:: TEXTE À LIRE ::
La déclaration adoptée à Saint-Malo a été précédée et suivie par le développement d’une coopération concrète et marque un changement d’orientation politique du Royaume-Uni, jusqu’ici peu disposé à admettre la possibilité de participer à des opérations militaires hors participation des Américains.

Depuis plusieurs années, la relation militaire franco-britannique s'est considérablement développée. Depuis 1994, chaque sommet franco-britannique a été l'occasion de décisions dans le domaine de la défense : lancement du projet du groupe aérien et de la concertation sur la prévention des conflits en Afrique (1994), inauguration du groupe aérien et développement de la coopération nucléaire (1995), lancement du projet de Haut Comité pour le maintien de la paix et signature de la lettre d'intention pour la coopération entre les marines (1996) et signature de la lettre d'intention entre les armées de terre (1997).

A l'occasion du sommet de Saint-Malo, la France et le Royaume-Uni se sont engagés, sur la base d'une lettre d'intention, dans une coopération pour les opérations de gestion de crise, d'aide humanitaire, de maintien et de rétablissement de la paix, avec l'ambition de donner aux deux forces armées une capacité de réaction opérationnelle rapide et concertée dès l'apparition d'une crise.

Dans le domaine opérationnel, la recherche d'une interopérabilité croissante s’est déjà développée, qu’il s’agisse de la coopération entre les marines ou entre les armées de terre ou du groupe aérien franco-britannique qui s'est élargi à d'autres pays européens, pour devenir le Groupe Aérien Européen. S'inscrivant dans le processus de construction de l'Europe de la défense, il poursuit d'ailleurs son élargissement. L'Italie en est devenue un membre à part entière, tandis que l'Allemagne, la Belgique, les Pays-Bas et l'Espagne ont annoncé officiellement leur intention de le rejoindre. Cette entité a vocation à traiter des questions d'entraînement et d'interopérabilité entre les différentes armées de l'air.

:: CONSIGNE 1 ::
Réponds à ces questions sur le texte consacré à la coopération militaire franco-britannique :
(a) En quelle année le groupe aérien a-t-il été inauguré ?
(b) Quel pays est devenu membre à part entière du Groupe Aérien Européen ?
(c) Sur quelle base la France et le Royaume-Uni se sont-ils engagés à Saint-Malo dans une coopération pour les opérations de gestion de crise ?

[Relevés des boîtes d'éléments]
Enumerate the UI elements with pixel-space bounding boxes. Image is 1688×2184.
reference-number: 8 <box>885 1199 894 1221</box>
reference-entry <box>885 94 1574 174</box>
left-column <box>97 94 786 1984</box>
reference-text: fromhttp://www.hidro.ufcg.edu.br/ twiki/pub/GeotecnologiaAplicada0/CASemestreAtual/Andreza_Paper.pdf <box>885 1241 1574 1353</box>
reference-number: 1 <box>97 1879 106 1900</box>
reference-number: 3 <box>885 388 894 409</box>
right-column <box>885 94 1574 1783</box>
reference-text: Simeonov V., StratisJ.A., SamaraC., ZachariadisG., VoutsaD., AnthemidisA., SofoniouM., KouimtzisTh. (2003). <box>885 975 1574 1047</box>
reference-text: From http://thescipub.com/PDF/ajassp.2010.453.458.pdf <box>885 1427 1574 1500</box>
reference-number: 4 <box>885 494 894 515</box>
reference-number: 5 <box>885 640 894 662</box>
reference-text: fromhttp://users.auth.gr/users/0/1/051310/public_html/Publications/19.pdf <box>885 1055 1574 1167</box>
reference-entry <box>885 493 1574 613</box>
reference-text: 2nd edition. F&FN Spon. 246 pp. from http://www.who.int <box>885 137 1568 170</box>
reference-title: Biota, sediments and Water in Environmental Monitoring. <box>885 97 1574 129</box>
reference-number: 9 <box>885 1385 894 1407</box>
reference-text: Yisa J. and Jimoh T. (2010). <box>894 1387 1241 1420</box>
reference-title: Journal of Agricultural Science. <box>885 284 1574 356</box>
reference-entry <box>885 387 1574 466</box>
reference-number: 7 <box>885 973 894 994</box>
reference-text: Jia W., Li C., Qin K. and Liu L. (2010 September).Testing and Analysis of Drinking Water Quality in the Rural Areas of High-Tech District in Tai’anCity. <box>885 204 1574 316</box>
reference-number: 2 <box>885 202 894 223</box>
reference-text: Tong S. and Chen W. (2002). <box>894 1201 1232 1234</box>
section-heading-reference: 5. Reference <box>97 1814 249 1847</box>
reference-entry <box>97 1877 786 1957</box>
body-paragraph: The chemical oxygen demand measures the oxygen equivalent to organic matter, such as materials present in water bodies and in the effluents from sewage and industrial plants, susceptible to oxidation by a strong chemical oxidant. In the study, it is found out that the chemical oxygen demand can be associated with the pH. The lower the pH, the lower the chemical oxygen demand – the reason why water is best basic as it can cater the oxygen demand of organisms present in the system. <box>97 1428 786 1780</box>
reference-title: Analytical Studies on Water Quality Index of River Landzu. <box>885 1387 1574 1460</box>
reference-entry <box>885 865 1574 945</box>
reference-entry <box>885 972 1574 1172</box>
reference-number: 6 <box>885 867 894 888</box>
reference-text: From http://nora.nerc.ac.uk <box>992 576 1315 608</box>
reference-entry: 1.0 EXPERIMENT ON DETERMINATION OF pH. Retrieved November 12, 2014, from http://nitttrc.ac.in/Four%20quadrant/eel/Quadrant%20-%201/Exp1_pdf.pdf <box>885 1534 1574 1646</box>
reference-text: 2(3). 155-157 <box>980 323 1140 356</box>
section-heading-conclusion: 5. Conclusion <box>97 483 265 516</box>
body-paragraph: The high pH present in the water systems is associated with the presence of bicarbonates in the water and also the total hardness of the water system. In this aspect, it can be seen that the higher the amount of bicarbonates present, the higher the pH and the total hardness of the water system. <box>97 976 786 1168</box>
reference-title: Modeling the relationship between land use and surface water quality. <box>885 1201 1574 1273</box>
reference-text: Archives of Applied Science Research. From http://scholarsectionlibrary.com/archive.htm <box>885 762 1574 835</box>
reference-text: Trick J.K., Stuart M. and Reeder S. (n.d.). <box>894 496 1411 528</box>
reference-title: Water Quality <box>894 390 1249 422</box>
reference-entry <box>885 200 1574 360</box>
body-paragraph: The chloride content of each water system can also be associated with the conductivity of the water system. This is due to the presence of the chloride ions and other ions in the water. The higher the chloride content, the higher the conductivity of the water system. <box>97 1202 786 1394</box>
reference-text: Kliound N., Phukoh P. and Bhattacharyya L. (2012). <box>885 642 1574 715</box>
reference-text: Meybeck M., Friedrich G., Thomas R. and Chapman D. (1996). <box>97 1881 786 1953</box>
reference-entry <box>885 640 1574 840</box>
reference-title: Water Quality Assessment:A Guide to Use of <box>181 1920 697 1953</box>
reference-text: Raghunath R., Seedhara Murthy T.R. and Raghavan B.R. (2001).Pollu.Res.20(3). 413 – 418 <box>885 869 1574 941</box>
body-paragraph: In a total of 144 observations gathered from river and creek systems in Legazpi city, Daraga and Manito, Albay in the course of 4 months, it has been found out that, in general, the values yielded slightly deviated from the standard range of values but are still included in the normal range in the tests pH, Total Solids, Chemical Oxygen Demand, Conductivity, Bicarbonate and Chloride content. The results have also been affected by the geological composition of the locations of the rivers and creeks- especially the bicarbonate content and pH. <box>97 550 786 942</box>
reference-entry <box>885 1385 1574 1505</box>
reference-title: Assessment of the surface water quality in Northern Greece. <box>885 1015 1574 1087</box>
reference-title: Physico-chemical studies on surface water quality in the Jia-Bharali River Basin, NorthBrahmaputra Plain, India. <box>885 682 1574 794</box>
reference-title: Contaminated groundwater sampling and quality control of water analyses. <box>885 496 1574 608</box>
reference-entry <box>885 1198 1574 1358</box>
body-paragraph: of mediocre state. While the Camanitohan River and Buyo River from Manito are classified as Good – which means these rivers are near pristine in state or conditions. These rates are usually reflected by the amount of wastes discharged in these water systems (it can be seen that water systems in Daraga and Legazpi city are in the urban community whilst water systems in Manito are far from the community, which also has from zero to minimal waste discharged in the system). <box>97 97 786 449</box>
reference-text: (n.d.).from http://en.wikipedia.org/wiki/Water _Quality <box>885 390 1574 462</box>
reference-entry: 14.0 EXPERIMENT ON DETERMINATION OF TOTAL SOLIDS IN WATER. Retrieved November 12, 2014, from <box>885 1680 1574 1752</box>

:: CONSIGNE 2 ::
Dans les lignes placées après le texte, extrais le passage allant du début de ces lignes jusqu'à la ligne contenant "left-column <box>97 94 786 1984</box>", les deux bornes comprises, et recopie-le sans aucune modification.

:: RÉSULTAT ATTENDU 1 ::
(a) En 1995.
(b) L'Italie.
(c) Sur la base d'une lettre d'intention.

:: RÉSULTAT ATTENDU 2 ::
Enumerate the UI elements with pixel-space bounding boxes. Image is 1688×2184.
reference-number: 8 <box>885 1199 894 1221</box>
reference-entry <box>885 94 1574 174</box>
left-column <box>97 94 786 1984</box>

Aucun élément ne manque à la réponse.